Give back, unchanged, each line from the one containing "What does this" through the last line of the entries below.

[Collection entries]
•••••
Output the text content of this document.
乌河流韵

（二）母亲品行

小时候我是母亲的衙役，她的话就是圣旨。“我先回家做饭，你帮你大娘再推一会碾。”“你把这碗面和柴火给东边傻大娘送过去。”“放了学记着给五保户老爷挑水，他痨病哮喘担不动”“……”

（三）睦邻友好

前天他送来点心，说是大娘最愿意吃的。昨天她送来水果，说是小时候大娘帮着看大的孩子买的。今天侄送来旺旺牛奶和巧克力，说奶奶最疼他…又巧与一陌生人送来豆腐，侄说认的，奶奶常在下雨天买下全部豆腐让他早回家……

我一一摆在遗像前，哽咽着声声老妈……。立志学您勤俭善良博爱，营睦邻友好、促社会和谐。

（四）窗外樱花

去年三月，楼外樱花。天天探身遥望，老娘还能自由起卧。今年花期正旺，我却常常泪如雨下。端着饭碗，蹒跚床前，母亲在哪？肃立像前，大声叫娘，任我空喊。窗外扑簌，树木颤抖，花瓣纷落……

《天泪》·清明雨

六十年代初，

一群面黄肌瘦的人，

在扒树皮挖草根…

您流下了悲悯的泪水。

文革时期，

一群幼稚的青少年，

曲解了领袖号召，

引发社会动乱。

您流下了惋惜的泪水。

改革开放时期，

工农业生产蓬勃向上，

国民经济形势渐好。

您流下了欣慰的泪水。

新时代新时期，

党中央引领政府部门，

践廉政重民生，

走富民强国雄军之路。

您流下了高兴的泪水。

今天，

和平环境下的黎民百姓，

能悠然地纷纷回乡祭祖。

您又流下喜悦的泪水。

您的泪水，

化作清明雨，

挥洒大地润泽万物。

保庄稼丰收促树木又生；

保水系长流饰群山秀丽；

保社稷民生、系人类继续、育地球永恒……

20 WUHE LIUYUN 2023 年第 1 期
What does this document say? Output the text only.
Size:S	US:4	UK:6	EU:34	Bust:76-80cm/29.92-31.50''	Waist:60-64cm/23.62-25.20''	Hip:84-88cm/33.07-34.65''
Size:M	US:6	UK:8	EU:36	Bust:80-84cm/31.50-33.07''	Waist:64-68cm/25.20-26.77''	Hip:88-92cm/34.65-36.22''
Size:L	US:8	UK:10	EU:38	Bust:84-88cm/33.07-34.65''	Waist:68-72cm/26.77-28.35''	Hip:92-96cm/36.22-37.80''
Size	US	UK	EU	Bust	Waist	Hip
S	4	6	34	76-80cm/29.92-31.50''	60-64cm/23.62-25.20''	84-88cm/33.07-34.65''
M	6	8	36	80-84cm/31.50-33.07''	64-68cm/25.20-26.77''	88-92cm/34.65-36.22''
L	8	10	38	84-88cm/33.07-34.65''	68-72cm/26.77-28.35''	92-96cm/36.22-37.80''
•••••
_Task response:_
What does this document say? Output the text only.
Size:S	US:4	UK:6	EU:34	Bust:76-80cm/29.92-31.50''	Waist:60-64cm/23.62-25.20''	Hip:84-88cm/33.07-34.65''
Size:M	US:6	UK:8	EU:36	Bust:80-84cm/31.50-33.07''	Waist:64-68cm/25.20-26.77''	Hip:88-92cm/34.65-36.22''
Size:L	US:8	UK:10	EU:38	Bust:84-88cm/33.07-34.65''	Waist:68-72cm/26.77-28.35''	Hip:92-96cm/36.22-37.80''
Size	US	UK	EU	Bust	Waist	Hip
S	4	6	34	76-80cm/29.92-31.50''	60-64cm/23.62-25.20''	84-88cm/33.07-34.65''
M	6	8	36	80-84cm/31.50-33.07''	64-68cm/25.20-26.77''	88-92cm/34.65-36.22''
L	8	10	38	84-88cm/33.07-34.65''	68-72cm/26.77-28.35''	92-96cm/36.22-37.80''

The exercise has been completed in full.